Data for the task:
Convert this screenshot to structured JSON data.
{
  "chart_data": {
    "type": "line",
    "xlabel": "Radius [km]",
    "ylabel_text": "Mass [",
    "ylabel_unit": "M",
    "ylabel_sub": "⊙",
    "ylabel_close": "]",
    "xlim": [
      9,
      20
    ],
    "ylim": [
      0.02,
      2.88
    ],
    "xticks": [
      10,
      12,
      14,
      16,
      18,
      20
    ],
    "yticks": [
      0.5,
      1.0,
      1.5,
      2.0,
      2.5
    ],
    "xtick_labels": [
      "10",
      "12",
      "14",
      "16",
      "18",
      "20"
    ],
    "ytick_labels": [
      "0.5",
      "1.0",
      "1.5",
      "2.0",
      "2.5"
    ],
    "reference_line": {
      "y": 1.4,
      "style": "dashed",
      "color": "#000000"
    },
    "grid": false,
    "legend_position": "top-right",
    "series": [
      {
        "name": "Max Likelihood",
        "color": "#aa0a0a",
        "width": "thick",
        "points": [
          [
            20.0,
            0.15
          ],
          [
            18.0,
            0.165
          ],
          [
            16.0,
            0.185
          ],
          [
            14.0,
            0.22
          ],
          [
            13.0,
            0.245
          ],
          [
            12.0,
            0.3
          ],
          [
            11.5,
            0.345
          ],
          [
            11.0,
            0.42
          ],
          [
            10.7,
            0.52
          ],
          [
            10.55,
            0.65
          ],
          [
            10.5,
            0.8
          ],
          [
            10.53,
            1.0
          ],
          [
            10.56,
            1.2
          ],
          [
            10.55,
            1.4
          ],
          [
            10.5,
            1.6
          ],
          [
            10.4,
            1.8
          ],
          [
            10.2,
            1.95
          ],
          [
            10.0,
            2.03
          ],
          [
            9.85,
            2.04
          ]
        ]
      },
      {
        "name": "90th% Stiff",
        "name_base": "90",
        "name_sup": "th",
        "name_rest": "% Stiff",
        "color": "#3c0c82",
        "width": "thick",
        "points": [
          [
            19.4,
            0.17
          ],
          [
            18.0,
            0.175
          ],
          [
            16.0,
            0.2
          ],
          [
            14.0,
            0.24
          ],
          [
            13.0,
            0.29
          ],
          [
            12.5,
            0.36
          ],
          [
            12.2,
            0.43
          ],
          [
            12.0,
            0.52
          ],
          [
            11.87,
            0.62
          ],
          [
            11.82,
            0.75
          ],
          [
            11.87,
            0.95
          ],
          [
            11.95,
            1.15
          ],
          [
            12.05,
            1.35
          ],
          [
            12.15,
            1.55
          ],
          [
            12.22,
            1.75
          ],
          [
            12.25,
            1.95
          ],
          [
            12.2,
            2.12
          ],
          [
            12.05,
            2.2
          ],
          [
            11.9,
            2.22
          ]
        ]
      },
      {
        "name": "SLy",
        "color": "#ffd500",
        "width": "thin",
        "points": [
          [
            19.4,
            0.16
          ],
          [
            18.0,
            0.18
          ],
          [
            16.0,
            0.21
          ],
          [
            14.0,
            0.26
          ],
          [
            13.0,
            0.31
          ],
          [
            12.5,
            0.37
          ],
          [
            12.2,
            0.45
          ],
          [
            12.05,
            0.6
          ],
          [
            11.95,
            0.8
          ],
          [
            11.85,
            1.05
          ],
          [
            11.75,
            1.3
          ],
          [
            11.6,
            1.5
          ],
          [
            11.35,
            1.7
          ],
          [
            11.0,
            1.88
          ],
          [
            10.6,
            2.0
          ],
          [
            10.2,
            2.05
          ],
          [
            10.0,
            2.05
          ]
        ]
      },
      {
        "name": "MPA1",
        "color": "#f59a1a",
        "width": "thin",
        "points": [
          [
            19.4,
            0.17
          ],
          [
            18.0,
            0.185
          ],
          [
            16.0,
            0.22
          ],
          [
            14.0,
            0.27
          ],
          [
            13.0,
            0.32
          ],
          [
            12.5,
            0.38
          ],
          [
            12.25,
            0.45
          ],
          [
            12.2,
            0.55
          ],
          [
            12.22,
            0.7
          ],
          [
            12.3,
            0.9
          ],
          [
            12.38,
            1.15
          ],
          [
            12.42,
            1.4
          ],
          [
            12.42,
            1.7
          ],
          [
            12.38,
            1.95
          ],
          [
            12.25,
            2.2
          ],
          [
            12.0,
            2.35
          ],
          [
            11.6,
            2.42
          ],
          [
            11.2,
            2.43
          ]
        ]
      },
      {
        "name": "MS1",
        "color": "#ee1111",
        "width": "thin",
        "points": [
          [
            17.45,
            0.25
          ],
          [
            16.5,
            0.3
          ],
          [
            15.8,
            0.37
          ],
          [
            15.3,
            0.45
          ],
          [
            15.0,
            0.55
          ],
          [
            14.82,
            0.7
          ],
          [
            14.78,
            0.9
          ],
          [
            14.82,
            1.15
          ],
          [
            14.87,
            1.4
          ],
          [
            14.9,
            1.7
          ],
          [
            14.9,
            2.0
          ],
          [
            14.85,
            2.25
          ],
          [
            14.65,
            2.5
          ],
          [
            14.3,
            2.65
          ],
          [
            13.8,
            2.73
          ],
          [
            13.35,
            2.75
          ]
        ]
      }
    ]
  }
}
...
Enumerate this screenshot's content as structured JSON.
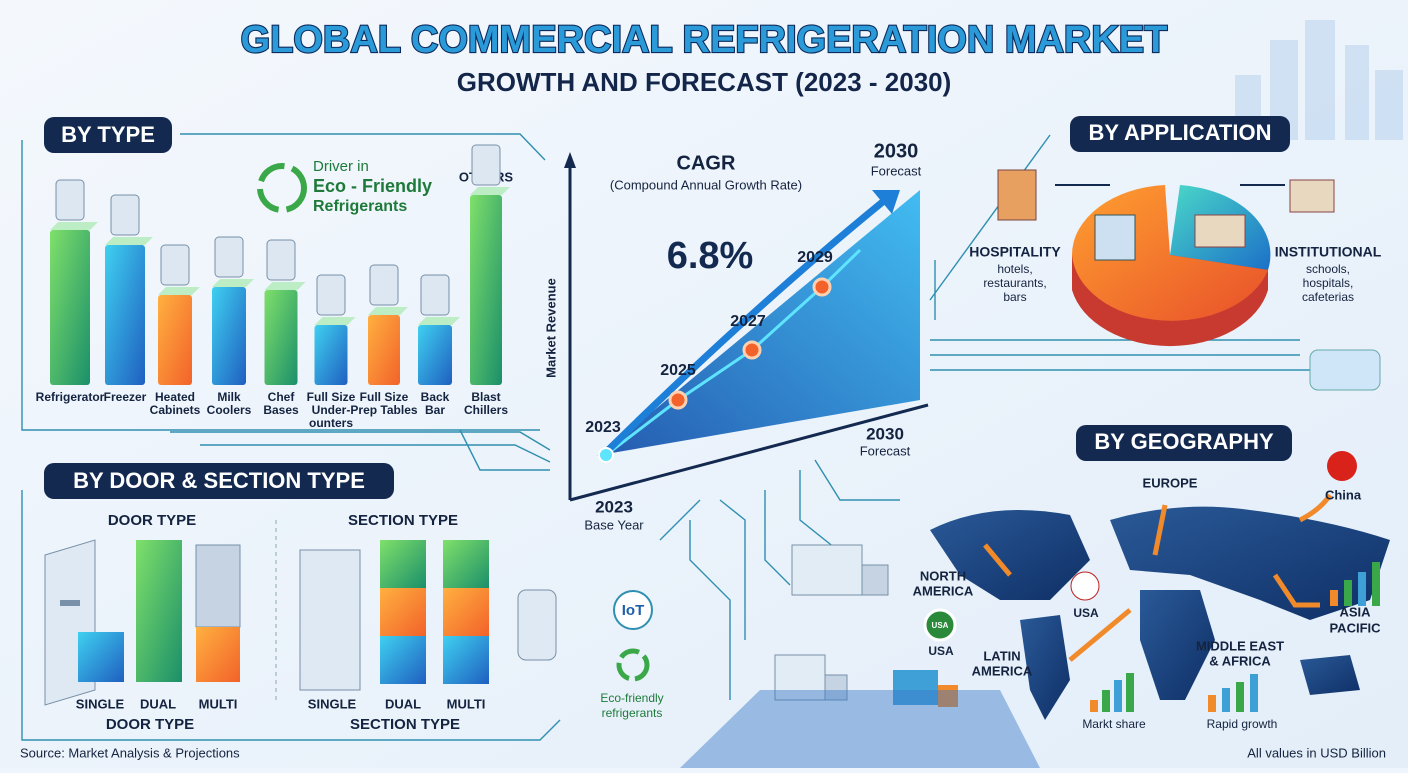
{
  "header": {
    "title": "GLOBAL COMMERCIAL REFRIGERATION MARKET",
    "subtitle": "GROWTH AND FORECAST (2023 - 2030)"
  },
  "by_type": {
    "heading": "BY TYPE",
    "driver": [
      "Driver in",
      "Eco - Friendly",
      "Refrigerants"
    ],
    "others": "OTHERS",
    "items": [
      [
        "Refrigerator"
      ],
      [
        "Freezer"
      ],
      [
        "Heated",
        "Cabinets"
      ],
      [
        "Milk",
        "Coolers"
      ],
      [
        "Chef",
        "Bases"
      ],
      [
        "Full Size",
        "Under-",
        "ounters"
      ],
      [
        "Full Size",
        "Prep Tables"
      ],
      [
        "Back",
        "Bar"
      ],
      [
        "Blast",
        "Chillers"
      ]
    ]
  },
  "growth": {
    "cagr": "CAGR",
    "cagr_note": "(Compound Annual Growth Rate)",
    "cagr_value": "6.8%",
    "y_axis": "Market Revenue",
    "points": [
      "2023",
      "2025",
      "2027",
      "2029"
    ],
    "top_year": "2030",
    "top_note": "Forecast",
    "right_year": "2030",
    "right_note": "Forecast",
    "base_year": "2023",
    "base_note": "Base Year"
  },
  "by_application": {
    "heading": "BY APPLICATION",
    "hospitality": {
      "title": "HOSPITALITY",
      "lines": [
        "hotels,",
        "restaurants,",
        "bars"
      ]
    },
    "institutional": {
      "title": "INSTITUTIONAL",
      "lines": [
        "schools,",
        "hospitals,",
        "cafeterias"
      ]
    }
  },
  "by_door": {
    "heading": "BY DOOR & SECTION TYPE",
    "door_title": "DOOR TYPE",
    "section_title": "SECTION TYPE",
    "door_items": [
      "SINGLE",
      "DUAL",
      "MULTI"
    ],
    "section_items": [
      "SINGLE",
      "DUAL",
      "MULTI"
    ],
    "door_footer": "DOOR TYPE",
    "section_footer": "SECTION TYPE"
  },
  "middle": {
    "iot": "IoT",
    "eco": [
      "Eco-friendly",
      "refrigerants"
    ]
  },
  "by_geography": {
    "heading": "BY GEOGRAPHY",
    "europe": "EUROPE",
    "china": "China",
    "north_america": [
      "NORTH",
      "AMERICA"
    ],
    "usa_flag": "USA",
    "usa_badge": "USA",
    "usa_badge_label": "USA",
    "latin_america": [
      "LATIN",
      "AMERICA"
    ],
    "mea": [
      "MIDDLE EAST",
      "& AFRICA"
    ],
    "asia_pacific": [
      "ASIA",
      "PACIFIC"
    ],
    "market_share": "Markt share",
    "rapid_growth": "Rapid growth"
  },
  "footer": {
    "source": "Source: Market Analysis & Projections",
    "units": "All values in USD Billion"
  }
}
--
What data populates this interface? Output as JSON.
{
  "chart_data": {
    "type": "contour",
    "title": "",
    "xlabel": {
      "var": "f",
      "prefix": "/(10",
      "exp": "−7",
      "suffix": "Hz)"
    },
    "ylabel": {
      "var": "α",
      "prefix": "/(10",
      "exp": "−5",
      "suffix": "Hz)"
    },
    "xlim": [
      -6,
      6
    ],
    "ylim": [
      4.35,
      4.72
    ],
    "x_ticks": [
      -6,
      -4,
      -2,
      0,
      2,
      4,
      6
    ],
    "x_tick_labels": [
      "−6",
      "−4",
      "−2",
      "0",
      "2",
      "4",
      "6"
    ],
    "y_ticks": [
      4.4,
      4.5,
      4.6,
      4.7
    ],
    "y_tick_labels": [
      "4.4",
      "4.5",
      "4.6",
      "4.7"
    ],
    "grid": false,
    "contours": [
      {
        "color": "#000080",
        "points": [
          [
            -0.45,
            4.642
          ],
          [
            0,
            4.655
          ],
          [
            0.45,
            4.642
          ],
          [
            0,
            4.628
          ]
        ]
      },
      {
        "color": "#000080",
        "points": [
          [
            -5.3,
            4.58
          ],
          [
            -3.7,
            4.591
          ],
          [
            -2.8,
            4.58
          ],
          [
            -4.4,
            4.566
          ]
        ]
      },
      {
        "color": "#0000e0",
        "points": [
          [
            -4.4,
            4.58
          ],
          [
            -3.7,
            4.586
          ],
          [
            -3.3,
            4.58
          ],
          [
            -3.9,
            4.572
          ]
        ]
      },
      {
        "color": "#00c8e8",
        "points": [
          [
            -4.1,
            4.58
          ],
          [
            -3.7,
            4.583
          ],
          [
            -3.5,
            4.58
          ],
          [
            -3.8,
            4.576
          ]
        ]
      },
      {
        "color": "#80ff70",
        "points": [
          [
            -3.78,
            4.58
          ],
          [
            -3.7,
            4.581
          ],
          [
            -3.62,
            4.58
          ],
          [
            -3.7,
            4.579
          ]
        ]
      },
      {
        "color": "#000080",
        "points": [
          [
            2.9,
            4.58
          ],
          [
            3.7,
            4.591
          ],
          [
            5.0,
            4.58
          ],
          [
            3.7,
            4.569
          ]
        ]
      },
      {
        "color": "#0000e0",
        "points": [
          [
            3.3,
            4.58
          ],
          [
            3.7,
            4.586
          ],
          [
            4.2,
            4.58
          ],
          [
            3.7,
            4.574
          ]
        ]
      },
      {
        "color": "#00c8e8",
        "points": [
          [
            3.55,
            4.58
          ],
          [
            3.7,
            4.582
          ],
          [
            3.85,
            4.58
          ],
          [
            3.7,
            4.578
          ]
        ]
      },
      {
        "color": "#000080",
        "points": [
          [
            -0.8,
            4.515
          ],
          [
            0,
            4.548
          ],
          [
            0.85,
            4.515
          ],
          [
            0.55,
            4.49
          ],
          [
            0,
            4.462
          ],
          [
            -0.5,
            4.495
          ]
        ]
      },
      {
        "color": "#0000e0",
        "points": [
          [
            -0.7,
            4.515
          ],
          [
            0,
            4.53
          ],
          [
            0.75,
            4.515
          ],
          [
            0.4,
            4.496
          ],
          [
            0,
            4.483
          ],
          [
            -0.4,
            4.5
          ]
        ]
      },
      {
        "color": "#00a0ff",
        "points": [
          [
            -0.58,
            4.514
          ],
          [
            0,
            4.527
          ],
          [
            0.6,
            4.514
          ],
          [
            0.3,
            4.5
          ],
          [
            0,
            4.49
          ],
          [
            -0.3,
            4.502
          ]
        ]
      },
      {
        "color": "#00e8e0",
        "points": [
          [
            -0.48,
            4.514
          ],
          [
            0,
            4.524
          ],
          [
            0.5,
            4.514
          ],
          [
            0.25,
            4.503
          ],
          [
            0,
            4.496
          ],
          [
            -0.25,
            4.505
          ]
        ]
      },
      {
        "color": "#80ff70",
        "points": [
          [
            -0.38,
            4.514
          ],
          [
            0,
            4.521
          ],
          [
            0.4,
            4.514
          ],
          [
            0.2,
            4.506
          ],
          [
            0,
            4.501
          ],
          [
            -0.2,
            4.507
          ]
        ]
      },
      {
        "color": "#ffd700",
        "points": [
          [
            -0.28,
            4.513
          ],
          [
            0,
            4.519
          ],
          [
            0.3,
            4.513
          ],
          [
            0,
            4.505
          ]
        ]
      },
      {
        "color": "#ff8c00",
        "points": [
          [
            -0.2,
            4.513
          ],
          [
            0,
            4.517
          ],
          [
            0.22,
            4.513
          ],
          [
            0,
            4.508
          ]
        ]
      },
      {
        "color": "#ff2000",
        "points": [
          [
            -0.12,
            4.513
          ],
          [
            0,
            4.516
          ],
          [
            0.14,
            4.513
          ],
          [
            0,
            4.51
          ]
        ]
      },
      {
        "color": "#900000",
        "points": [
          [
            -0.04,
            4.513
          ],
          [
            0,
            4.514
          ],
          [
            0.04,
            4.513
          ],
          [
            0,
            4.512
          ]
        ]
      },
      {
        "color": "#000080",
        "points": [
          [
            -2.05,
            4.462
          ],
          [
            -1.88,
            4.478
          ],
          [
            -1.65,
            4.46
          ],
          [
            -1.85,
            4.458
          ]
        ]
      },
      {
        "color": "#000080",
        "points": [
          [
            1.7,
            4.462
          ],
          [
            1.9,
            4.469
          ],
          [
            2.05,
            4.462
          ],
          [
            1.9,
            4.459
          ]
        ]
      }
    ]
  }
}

The problem:
Scan the material above. Extract every line in which the word "heading" occurs.

Expected output:
    "heading": "BY TYPE",
    "heading": "BY APPLICATION",
    "heading": "BY DOOR & SECTION TYPE",
    "heading": "BY GEOGRAPHY",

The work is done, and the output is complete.